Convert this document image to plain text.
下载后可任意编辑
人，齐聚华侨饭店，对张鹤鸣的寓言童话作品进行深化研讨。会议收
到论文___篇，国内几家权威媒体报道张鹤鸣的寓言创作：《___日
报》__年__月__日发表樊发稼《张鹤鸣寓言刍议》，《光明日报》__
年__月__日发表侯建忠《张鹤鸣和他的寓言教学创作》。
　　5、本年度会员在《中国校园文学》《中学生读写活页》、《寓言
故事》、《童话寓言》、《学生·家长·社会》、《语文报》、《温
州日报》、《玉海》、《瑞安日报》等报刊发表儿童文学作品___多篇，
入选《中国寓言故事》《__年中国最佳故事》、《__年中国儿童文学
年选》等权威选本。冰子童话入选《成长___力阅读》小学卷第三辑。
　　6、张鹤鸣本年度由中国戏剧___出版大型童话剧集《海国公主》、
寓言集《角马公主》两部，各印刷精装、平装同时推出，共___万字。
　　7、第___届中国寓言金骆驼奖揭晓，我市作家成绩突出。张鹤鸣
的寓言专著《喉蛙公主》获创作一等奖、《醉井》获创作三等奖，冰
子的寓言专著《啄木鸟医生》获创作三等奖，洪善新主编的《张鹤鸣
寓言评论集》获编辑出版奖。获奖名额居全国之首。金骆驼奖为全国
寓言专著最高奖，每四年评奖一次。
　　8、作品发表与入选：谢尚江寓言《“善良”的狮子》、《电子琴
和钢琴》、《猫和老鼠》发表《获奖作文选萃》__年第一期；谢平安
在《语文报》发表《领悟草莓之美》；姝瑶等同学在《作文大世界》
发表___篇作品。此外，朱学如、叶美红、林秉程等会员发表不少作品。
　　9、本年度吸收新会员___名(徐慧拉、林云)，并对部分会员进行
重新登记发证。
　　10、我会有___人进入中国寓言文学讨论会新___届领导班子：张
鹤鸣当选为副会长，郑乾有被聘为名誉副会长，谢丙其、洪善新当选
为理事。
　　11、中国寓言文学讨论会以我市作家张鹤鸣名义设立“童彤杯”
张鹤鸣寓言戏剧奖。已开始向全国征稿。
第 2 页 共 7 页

--*--

● **What is being asked**
Count up the lines in the listing that hold the word "获创作三等奖", and give that number only.

● **Result**
2